[BEGIN GIVEN DATA]

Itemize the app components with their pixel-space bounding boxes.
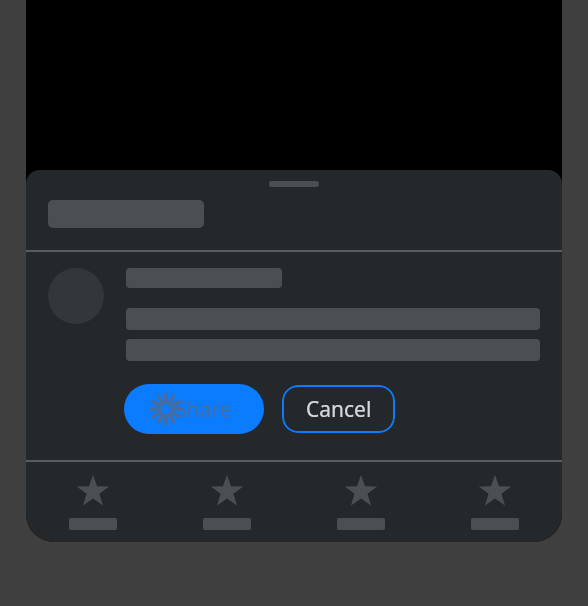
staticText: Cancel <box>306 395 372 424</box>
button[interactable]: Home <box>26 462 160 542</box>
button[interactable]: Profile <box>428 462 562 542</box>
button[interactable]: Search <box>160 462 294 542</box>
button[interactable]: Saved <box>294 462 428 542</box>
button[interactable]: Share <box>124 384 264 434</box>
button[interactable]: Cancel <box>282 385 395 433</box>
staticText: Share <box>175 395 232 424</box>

[END GIVEN DATA]

WHAT YOU NEED TO DO:
Rewrite the lines above with "app components" changed to "on-screen elements" and nothing else altered. Omit the pictures from your answer.

RESULT FOR THIS TASK:
Itemize the on-screen elements with their pixel-space bounding boxes.
staticText: Cancel <box>306 395 372 424</box>
button[interactable]: Home <box>26 462 160 542</box>
button[interactable]: Profile <box>428 462 562 542</box>
button[interactable]: Search <box>160 462 294 542</box>
button[interactable]: Saved <box>294 462 428 542</box>
button[interactable]: Share <box>124 384 264 434</box>
button[interactable]: Cancel <box>282 385 395 433</box>
staticText: Share <box>175 395 232 424</box>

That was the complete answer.